** Begin Extracted text **

CodeSport (January 2011)

Concept of transactional memory

Welcome to this month’s CodeSport, in which we discuss the concept of transactional memory, with a focus on software transactional memory.

In last month’s column, we featured a bunch of questions on operating systems, computer architecture and algorithms. A thank-you to those who sent in their replies to the questions. Congratulations to R Sridhar and K Srividya for getting  correct solutions to 10 questions. Since I did not get solutions to all the problems that were posed, I am going to keep the unsolved problems open for this month as well. Please do send in your solutions, quickly.

I had a request from one of our student readers, R Balamurugan, who wanted me to discuss the idea of transactional memory in our column — which is what I will do this month. I will cover why it is needed, what are the types of transactional memory, etc., with a focus on software transactional memory. Here’s a request to our readers: if you would like me to discuss a specific topic in the column, please do drop me a mail, and I will try to address that topic within a couple of months of receiving your request.

Transactional memory — what is the need?

With the advent of multi-core processors, parallel programming is going mainstream. In addition to the programming complexities encountered in sequential programming, in parallel programming there is also the added burden of reasoning about data sharing and communication among concurrently executing tasks. Concurrently executing tasks are typically implemented on top of a threading layer such as POSIX Pthreads, or the WinThreads API. Shared data structures in a multi-threaded application need to be protected against concurrent accesses by threads. This is typically achieved by using synchronisation in the form of explicit locks, which are used to protect the shared data. However lock-based synchronisation has proved to be complicated and cumbersome, due to many reasons.

Problems with lock-based synchronisation

Locks can be employed at different granularities. For example, consider a hash table implemented as an array of buckets, with the array index decided by the hash key. Each bucket is a singly linked list. Now the programmer can choose to employ locks of different granularities to protect this hash table against concurrent accesses by multiple threads. The simplest and coarsest-grained locking would be to associate a single lock with the entire hash table. However, such coarse-grained locks inhibit scalability and concurrency.

Consider two threads, each of which are trying to insert elements e1 and e2 into the hash table. Even if their hash values are different, for them to hash to different buckets with our coarse-grained locking scheme, they cannot proceed in parallel, thereby reducing concurrency. All the threads’ access to the hash table is serialised, which also impacts the application’s scalability.

** End Extracted text **
** Begin Available data **

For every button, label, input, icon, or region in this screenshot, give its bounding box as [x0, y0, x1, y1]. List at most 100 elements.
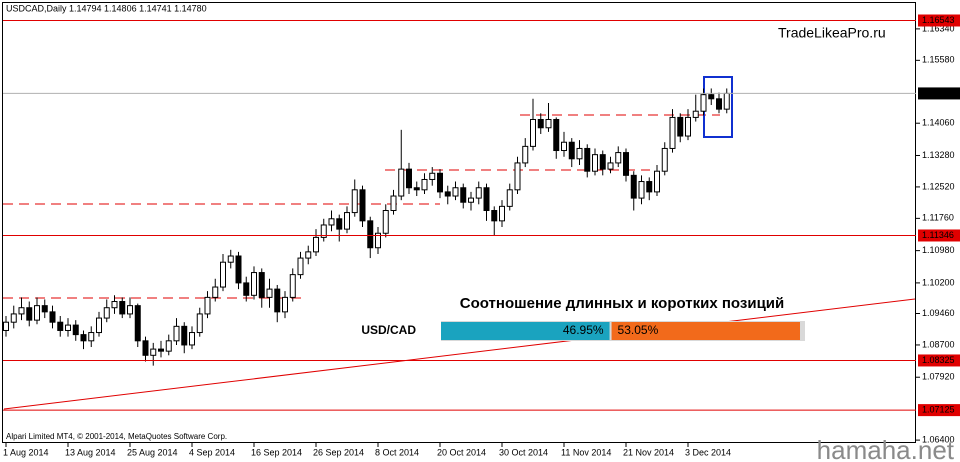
candle-body: [18, 307, 25, 315]
candle-body: [638, 181, 645, 199]
candle-body: [220, 261, 226, 288]
candle-body: [444, 191, 451, 197]
candle-body: [553, 118, 560, 152]
candle-body: [568, 141, 575, 160]
candle-body: [615, 152, 622, 164]
candle-body: [134, 305, 141, 342]
candle-body: [506, 189, 513, 207]
candle-body: [406, 168, 412, 189]
candle-body: [127, 305, 133, 315]
level-box: [918, 354, 960, 367]
candle-body: [72, 324, 79, 336]
candle-body: [111, 301, 118, 309]
candle-body: [677, 116, 684, 137]
y-tick-label: 1.06400: [922, 434, 955, 444]
candle-body: [119, 301, 126, 315]
candle-body: [545, 118, 552, 129]
y-tick-label: 1.08700: [922, 339, 955, 349]
candle-body: [685, 116, 691, 137]
candle-body: [204, 296, 211, 315]
plot-frame: [2, 2, 916, 443]
candle-body: [599, 154, 606, 170]
x-tick-label: 16 Sep 2014: [251, 447, 302, 457]
candle-body: [514, 162, 521, 191]
candle-body: [723, 92, 730, 110]
candle-body: [630, 174, 637, 199]
candle-body: [530, 118, 536, 147]
candle-body: [522, 145, 529, 164]
candle-body: [10, 313, 17, 323]
x-tick-label: 13 Aug 2014: [65, 447, 116, 457]
sentiment: 46.95% 53.05%: [441, 322, 800, 340]
candle-body: [65, 324, 71, 331]
candle-body: [437, 172, 443, 193]
level-label: 1.16543: [922, 15, 955, 25]
price-box: [918, 87, 960, 100]
watermark: hamaha.net: [817, 435, 955, 462]
candle-body: [165, 340, 172, 352]
candle-body: [189, 332, 195, 346]
candle-body: [181, 325, 188, 346]
trend-line: [3, 298, 916, 410]
candle-body: [421, 178, 428, 191]
level-box: [918, 14, 960, 27]
x-tick-label: 4 Sep 2014: [189, 447, 235, 457]
candle-body: [266, 288, 273, 298]
candle-body: [243, 282, 250, 296]
chart-header: USDCAD,Daily 1.14794 1.14806 1.14741 1.1…: [6, 3, 207, 13]
level-box: [918, 229, 960, 242]
candle-body: [289, 274, 296, 298]
candle-body: [460, 187, 467, 203]
sentiment-bar: [441, 322, 610, 340]
candle-body: [359, 189, 366, 222]
candle-body: [3, 321, 9, 331]
candle-body: [297, 257, 304, 276]
candle-body: [429, 172, 436, 180]
candle-body: [142, 340, 149, 356]
level-label: 1.07125: [922, 404, 955, 414]
candle-body: [708, 94, 715, 100]
candle-body: [282, 296, 288, 313]
candle-body: [158, 348, 164, 352]
candle-body: [375, 232, 381, 249]
y-tick-label: 1.11760: [922, 213, 954, 223]
sentiment-pair: USD/CAD: [361, 323, 416, 337]
candle-body: [227, 255, 234, 263]
candle-body: [320, 224, 327, 238]
copyright: Alpari Limited MT4, © 2001-2014, MetaQuo…: [6, 432, 227, 441]
candle-body: [351, 189, 358, 214]
x-tick-label: 11 Nov 2014: [561, 447, 611, 457]
candle-body: [41, 305, 48, 313]
candle-body: [336, 218, 343, 230]
sentiment-label: 53.05%: [618, 323, 659, 337]
candle-body: [592, 154, 598, 172]
y-tick-label: 1.09460: [922, 308, 955, 318]
x-tick-label: 20 Oct 2014: [437, 447, 486, 457]
candle-body: [328, 218, 335, 226]
candle-body: [398, 168, 405, 197]
sentiment-label: 46.95%: [563, 323, 604, 337]
candle-body: [669, 116, 676, 149]
sentiment-title: Соотношение длинных и коротких позиций: [460, 295, 784, 312]
y-tick-label: 1.16340: [922, 23, 955, 33]
y-tick-label: 1.14060: [922, 118, 955, 128]
y-tick-label: 1.15580: [922, 55, 955, 65]
candle-body: [623, 152, 629, 176]
candle-body: [483, 187, 490, 212]
candle-body: [607, 162, 614, 170]
candle-body: [475, 187, 482, 199]
candle-body: [150, 348, 157, 356]
x-tick-label: 30 Oct 2014: [499, 447, 548, 457]
candle-body: [584, 147, 591, 172]
candle-body: [576, 147, 583, 160]
candle-body: [661, 147, 668, 172]
candle-body: [700, 94, 707, 112]
y-tick-label: 1.10980: [922, 245, 955, 255]
y-tick-label: 1.07920: [922, 372, 955, 382]
candle-body: [646, 181, 653, 193]
y-tick-label: 1.13280: [922, 150, 955, 160]
candle-body: [305, 251, 312, 259]
candle-body: [499, 205, 505, 222]
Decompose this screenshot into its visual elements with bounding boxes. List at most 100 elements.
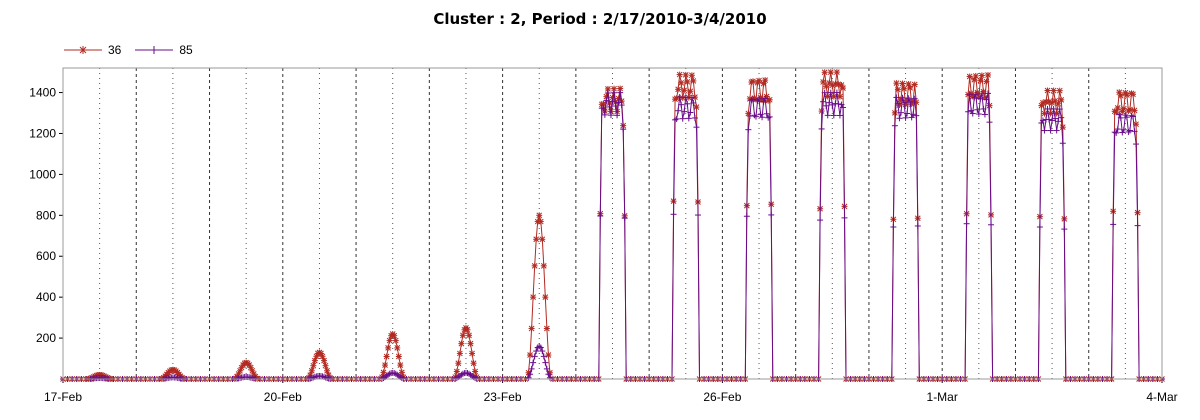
data-point-36	[1050, 87, 1057, 94]
data-point-36	[527, 352, 534, 359]
legend-item-36: 36	[64, 43, 121, 57]
data-point-36	[321, 357, 328, 364]
data-point-85	[530, 359, 537, 366]
x-tick-label: 23-Feb	[484, 390, 522, 404]
data-point-85	[621, 215, 628, 222]
data-point-36	[676, 71, 683, 78]
data-point-85	[603, 97, 610, 104]
data-point-85	[1058, 114, 1065, 121]
data-point-85	[1114, 126, 1121, 133]
data-point-85	[897, 109, 904, 116]
data-point-85	[1052, 115, 1059, 122]
data-point-85	[681, 108, 688, 115]
legend-marker-36	[64, 46, 102, 54]
data-point-36	[901, 85, 908, 92]
data-point-85	[601, 111, 608, 118]
data-point-85	[905, 95, 912, 102]
data-point-85	[896, 115, 903, 122]
data-point-36	[395, 353, 402, 360]
chart-title: Cluster : 2, Period : 2/17/2010-3/4/2010	[433, 10, 767, 28]
data-point-85	[673, 115, 680, 122]
data-point-36	[394, 344, 401, 351]
data-point-85	[1117, 114, 1124, 121]
data-point-85	[914, 222, 921, 229]
data-point-85	[894, 100, 901, 107]
data-point-85	[1133, 141, 1140, 148]
data-point-85	[1046, 116, 1053, 123]
data-point-85	[974, 106, 981, 113]
data-point-85	[907, 98, 914, 105]
data-point-85	[688, 94, 695, 101]
data-point-85	[1047, 127, 1054, 134]
data-point-85	[685, 115, 692, 122]
data-point-85	[891, 122, 898, 129]
y-tick-label: 600	[36, 249, 56, 263]
data-point-36	[766, 96, 773, 103]
data-point-36	[687, 88, 694, 95]
data-point-85	[675, 107, 682, 114]
data-point-85	[821, 89, 828, 96]
data-point-85	[682, 94, 689, 101]
data-point-36	[469, 350, 476, 357]
data-point-36	[688, 72, 695, 79]
data-point-85	[833, 89, 840, 96]
data-point-36	[322, 362, 329, 369]
data-point-85	[690, 99, 697, 106]
data-point-85	[540, 353, 547, 360]
data-point-36	[1044, 87, 1051, 94]
data-point-85	[988, 221, 995, 228]
data-point-85	[818, 125, 825, 132]
data-point-85	[542, 359, 549, 366]
legend: 36 85	[64, 42, 207, 58]
data-point-36	[756, 77, 763, 84]
data-point-36	[681, 87, 688, 94]
data-point-85	[618, 102, 625, 109]
data-point-85	[899, 94, 906, 101]
data-point-85	[890, 224, 897, 231]
data-point-85	[607, 112, 614, 119]
data-point-36	[827, 69, 834, 76]
data-point-36	[826, 79, 833, 86]
x-tick-label: 1-Mar	[927, 390, 958, 404]
data-point-85	[1061, 226, 1068, 233]
data-point-85	[841, 214, 848, 221]
data-point-36	[543, 325, 550, 332]
data-point-85	[756, 95, 763, 102]
data-point-36	[1059, 124, 1066, 131]
data-point-36	[821, 69, 828, 76]
data-point-36	[472, 368, 479, 375]
data-point-36	[456, 350, 463, 357]
data-point-85	[817, 217, 824, 224]
legend-label-85: 85	[179, 43, 193, 57]
data-point-36	[693, 104, 700, 111]
data-point-85	[1059, 140, 1066, 147]
data-point-85	[615, 99, 622, 106]
data-point-85	[693, 124, 700, 131]
x-tick-label: 20-Feb	[264, 390, 302, 404]
data-point-36	[830, 93, 837, 100]
data-point-85	[836, 112, 843, 119]
data-point-85	[901, 99, 908, 106]
data-point-85	[980, 105, 987, 112]
data-point-85	[824, 112, 831, 119]
data-point-85	[1120, 126, 1127, 133]
data-point-36	[311, 357, 318, 364]
data-point-85	[1039, 117, 1046, 124]
data-point-85	[1055, 118, 1062, 125]
data-point-85	[1053, 127, 1060, 134]
data-point-36	[833, 69, 840, 76]
data-point-85	[743, 213, 750, 220]
data-point-36	[397, 362, 404, 369]
data-point-36	[977, 77, 984, 84]
data-point-85	[983, 96, 990, 103]
data-point-36	[308, 367, 315, 374]
data-point-36	[530, 294, 537, 301]
data-point-85	[597, 212, 604, 219]
data-point-36	[986, 102, 993, 109]
data-point-85	[543, 365, 550, 372]
data-point-36	[1046, 98, 1053, 105]
data-point-85	[966, 91, 973, 98]
data-point-85	[902, 114, 909, 121]
data-point-85	[963, 220, 970, 227]
data-point-85	[1044, 105, 1051, 112]
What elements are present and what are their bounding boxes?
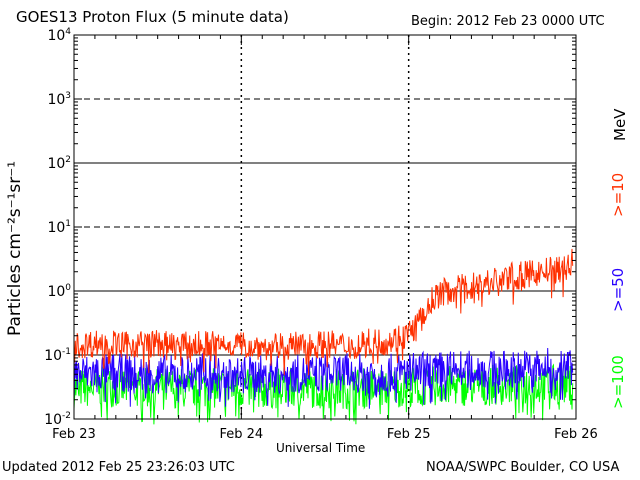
legend-unit: MeV bbox=[611, 108, 629, 141]
series-line-0 bbox=[73, 248, 574, 376]
y-tick-label: 101 bbox=[47, 219, 71, 236]
legend-series-50: >=50 bbox=[609, 267, 627, 312]
chart-title: GOES13 Proton Flux (5 minute data) bbox=[16, 8, 289, 26]
y-tick-label: 10-2 bbox=[44, 411, 71, 428]
legend-series-100: >=100 bbox=[609, 355, 627, 409]
series-line-1 bbox=[73, 347, 574, 409]
y-tick-label: 104 bbox=[47, 27, 71, 44]
updated-timestamp: Updated 2012 Feb 25 23:26:03 UTC bbox=[2, 460, 235, 475]
begin-date: Begin: 2012 Feb 23 0000 UTC bbox=[411, 14, 605, 29]
credit-line: NOAA/SWPC Boulder, CO USA bbox=[426, 460, 620, 475]
x-tick-label: Feb 24 bbox=[219, 427, 263, 442]
y-tick-label: 103 bbox=[47, 91, 71, 108]
y-tick-label: 10-1 bbox=[44, 347, 71, 364]
x-tick-label: Feb 25 bbox=[387, 427, 431, 442]
x-axis-label: Universal Time bbox=[276, 441, 366, 455]
x-tick-label: Feb 26 bbox=[554, 427, 598, 442]
y-tick-label: 102 bbox=[47, 155, 71, 172]
y-tick-label: 100 bbox=[47, 283, 71, 300]
legend-series-10: >=10 bbox=[609, 172, 627, 217]
x-tick-label: Feb 23 bbox=[52, 427, 96, 442]
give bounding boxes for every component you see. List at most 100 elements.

** End Available data **

■ Instructions ■
(A) Answer these questions from the CodeSport column, giving each answer on its own line marked (i), (ii) and (iii):
(i) Which two readers received congratulations for correct solutions to 10 questions?
(ii) Which two threading layers are named as typical foundations for concurrently executing tasks?
(iii) In the hash table example, what is each bucket?
(B) From the entries, put the lines beginning with the one containing "candle-body: [18, 307, 25, 315]" and continuing through the one containing "candle-body: [189, 332, 195, 346]" into a Markdown table with the columns Row and Line, leaving out blank lines.

■ Answer list ■
(A)
(i) R Sridhar and K Srividya.
(ii) POSIX Pthreads and the WinThreads API.
(iii) A singly linked list.

(B)
| Row | Line |
|---|---|
| 1 | candle-body: [18, 307, 25, 315] |
| 2 | candle-body: [638, 181, 645, 199] |
| 3 | candle-body: [220, 261, 226, 288] |
| 4 | candle-body: [444, 191, 451, 197] |
| 5 | candle-body: [553, 118, 560, 152] |
| 6 | candle-body: [568, 141, 575, 160] |
| 7 | candle-body: [615, 152, 622, 164] |
| 8 | candle-body: [134, 305, 141, 342] |
| 9 | candle-body: [506, 189, 513, 207] |
| 10 | candle-body: [406, 168, 412, 189] |
| 11 | candle-body: [127, 305, 133, 315] |
| 12 | level-box: [918, 354, 960, 367] |
| 13 | candle-body: [72, 324, 79, 336] |
| 14 | candle-body: [111, 301, 118, 309] |
| 15 | candle-body: [677, 116, 684, 137] |
| 16 | y-tick-label: 1.06400: [922, 434, 955, 444] |
| 17 | candle-body: [119, 301, 126, 315] |
| 18 | candle-body: [545, 118, 552, 129] |
| 19 | y-tick-label: 1.08700: [922, 339, 955, 349] |
| 20 | candle-body: [685, 116, 691, 137] |
| 21 | candle-body: [204, 296, 211, 315] |
| 22 | plot-frame: [2, 2, 916, 443] |
| 23 | candle-body: [599, 154, 606, 170] |
| 24 | x-tick-label: 16 Sep 2014: [251, 447, 302, 457] |
| 25 | candle-body: [514, 162, 521, 191] |
| 26 | candle-body: [723, 92, 730, 110] |
| 27 | candle-body: [630, 174, 637, 199] |
| 28 | candle-body: [530, 118, 536, 147] |
| 29 | candle-body: [522, 145, 529, 164] |
| 30 | candle-body: [10, 313, 17, 323] |
| 31 | x-tick-label: 13 Aug 2014: [65, 447, 116, 457] |
| 32 | sentiment: 46.95% 53.05%: [441, 322, 800, 340] |
| 33 | candle-body: [65, 324, 71, 331] |
| 34 | candle-body: [437, 172, 443, 193] |
| 35 | level-label: 1.16543: [922, 15, 955, 25] |
| 36 | price-box: [918, 87, 960, 100] |
| 37 | watermark: hamaha.net: [817, 435, 955, 462] |
| 38 | candle-body: [165, 340, 172, 352] |
| 39 | candle-body: [189, 332, 195, 346] |